Objective |
Do any lines in the data below contain "minori"? If so, copy every one of them.

:: Provided data ::

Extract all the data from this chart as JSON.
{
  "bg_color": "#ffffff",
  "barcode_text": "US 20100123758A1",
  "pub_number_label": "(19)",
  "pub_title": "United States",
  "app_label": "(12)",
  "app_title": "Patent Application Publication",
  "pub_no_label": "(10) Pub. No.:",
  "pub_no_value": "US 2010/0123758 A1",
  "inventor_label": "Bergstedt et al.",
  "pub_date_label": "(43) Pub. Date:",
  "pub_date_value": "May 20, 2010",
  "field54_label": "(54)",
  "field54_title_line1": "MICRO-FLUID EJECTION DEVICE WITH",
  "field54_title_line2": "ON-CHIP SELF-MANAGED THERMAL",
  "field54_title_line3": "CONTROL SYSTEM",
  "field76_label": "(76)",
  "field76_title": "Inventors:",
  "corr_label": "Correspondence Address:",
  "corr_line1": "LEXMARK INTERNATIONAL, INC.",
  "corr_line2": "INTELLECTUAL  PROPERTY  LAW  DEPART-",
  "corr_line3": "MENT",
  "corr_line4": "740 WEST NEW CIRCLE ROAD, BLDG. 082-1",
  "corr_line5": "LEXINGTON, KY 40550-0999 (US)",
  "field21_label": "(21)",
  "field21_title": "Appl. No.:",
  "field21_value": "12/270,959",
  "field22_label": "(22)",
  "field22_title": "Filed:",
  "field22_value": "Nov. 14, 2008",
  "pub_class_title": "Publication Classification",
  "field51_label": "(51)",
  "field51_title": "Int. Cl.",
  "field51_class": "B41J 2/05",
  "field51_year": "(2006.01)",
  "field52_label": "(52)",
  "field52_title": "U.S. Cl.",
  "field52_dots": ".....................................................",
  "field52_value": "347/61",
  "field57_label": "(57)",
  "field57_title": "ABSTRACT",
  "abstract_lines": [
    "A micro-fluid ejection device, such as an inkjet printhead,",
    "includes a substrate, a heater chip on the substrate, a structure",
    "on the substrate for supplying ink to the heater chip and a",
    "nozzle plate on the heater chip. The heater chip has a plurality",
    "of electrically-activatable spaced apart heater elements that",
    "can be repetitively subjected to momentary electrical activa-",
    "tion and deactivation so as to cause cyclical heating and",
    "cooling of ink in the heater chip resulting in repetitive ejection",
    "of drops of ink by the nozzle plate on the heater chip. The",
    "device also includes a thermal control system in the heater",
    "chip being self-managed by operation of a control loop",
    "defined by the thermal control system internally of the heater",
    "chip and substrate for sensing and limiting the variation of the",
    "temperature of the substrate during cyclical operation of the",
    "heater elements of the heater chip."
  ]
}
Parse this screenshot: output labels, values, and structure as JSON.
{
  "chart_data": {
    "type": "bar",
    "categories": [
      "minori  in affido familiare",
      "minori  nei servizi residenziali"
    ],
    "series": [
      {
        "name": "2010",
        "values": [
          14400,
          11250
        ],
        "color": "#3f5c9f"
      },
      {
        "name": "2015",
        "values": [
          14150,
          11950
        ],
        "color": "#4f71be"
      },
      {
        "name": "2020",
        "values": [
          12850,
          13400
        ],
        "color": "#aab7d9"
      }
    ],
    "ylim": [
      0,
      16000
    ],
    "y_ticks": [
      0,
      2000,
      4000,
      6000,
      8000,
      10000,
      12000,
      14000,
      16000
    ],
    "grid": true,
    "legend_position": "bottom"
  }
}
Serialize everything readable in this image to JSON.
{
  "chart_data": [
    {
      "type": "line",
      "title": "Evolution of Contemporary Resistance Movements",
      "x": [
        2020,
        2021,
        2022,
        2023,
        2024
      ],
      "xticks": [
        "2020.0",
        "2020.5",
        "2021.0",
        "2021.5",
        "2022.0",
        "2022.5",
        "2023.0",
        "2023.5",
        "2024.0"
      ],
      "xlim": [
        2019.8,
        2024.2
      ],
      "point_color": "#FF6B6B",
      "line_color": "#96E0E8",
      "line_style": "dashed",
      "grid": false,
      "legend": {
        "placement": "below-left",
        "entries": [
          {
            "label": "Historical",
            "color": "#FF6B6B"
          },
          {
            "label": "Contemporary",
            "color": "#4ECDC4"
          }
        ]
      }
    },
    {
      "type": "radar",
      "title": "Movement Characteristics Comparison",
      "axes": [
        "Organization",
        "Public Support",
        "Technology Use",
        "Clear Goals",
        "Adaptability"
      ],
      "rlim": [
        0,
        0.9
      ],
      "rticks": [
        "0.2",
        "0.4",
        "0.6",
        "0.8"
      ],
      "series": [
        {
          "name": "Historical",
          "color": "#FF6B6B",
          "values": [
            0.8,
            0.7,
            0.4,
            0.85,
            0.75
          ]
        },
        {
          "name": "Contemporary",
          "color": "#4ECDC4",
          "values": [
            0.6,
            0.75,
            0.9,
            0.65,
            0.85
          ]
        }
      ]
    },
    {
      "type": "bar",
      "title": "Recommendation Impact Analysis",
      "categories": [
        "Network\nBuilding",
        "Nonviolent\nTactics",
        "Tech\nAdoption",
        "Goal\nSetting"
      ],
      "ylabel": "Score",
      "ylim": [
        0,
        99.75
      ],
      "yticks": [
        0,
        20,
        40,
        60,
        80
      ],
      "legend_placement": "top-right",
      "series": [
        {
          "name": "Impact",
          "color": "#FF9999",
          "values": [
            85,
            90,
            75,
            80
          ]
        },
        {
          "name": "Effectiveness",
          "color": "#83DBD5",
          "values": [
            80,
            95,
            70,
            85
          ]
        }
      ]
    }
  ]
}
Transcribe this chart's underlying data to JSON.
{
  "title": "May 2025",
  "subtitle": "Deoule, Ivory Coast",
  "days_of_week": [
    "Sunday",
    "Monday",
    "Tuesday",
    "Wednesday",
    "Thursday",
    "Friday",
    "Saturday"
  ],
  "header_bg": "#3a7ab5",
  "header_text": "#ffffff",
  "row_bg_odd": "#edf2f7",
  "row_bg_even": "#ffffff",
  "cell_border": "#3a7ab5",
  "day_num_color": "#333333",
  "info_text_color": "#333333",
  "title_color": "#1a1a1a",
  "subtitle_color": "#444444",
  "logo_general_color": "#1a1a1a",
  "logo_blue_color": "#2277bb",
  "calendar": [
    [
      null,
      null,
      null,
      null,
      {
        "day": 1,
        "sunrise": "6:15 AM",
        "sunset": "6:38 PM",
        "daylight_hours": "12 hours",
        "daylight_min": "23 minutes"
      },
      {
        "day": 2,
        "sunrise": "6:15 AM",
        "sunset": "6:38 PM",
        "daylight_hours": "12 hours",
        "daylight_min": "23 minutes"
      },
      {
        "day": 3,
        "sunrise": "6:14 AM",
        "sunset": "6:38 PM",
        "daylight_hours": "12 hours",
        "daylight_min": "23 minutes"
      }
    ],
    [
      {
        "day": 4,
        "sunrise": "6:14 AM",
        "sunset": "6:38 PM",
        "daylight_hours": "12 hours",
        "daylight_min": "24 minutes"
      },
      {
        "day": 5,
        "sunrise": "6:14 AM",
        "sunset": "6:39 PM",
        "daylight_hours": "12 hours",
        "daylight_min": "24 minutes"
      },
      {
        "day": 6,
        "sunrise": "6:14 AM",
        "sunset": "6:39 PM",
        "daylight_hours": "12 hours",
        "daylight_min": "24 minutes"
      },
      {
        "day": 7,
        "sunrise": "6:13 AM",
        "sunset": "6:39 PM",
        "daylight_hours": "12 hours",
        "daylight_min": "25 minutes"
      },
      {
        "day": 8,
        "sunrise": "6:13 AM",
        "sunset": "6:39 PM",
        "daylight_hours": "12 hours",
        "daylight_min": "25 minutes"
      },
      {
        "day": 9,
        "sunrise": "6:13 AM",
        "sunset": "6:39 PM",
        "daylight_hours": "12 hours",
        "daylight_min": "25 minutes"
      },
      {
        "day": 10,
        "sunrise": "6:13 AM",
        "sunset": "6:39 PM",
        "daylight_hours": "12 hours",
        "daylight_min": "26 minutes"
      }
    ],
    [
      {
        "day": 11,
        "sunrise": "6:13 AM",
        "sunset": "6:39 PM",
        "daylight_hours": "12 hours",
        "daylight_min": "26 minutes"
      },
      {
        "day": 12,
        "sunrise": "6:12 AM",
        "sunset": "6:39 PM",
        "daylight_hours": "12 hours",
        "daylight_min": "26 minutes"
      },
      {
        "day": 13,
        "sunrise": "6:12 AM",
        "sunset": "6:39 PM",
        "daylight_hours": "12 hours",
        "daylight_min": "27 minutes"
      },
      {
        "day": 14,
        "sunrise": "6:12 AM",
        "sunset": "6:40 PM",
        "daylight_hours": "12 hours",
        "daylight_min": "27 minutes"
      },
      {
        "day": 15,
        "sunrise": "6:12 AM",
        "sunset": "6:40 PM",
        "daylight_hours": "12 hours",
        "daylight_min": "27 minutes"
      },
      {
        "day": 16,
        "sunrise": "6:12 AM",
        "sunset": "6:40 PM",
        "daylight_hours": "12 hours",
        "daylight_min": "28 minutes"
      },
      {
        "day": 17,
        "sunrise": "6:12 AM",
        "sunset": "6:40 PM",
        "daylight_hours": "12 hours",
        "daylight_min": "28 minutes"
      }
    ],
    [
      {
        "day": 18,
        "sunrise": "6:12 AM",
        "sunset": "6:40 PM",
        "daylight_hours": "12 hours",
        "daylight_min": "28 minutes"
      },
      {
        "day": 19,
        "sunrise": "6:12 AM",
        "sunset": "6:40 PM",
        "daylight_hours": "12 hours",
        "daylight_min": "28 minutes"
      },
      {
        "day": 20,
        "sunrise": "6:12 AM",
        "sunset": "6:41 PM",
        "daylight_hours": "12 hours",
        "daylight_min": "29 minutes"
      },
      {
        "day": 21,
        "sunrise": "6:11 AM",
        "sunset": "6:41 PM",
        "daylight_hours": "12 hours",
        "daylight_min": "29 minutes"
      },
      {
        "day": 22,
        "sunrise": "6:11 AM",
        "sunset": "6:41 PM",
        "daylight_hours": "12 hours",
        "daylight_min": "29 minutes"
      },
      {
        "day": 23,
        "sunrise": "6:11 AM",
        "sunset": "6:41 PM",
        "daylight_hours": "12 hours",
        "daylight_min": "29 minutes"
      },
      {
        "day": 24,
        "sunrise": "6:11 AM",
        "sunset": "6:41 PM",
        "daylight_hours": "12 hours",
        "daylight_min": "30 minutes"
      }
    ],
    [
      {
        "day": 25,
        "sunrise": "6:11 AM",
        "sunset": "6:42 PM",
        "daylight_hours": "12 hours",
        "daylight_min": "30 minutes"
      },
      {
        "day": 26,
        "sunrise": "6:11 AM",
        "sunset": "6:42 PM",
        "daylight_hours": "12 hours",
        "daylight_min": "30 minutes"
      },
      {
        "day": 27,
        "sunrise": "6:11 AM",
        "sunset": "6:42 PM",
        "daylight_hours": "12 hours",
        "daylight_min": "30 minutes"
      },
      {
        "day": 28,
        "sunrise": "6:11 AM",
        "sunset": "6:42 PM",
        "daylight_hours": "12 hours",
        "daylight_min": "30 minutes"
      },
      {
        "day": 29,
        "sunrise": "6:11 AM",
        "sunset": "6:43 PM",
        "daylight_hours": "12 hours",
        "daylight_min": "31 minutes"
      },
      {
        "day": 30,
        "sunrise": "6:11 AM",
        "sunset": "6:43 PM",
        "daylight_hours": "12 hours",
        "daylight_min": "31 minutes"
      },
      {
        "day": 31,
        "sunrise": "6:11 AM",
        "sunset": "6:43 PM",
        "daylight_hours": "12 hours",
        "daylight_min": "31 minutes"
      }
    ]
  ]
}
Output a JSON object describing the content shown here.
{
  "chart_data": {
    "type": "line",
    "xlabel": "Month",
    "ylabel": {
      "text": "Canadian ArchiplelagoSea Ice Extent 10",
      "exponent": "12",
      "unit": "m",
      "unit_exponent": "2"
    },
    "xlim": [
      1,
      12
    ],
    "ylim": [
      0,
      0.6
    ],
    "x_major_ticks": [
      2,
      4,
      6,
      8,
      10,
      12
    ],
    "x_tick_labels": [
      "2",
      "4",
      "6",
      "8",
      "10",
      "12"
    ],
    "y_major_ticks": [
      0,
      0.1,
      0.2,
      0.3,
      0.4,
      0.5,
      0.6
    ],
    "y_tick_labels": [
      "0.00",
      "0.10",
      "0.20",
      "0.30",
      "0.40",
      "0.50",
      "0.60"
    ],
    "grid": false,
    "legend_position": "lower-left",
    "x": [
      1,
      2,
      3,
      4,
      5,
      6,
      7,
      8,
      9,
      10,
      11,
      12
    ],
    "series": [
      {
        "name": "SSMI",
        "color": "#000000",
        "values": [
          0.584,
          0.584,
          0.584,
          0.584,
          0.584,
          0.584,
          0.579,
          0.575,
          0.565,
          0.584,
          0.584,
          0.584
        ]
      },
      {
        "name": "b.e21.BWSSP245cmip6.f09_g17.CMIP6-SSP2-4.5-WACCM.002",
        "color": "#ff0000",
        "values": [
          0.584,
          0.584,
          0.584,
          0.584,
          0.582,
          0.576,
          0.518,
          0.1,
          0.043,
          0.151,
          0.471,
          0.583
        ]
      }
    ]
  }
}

:::

Task output |
      "minori  in affido familiare",
      "minori  nei servizi residenziali"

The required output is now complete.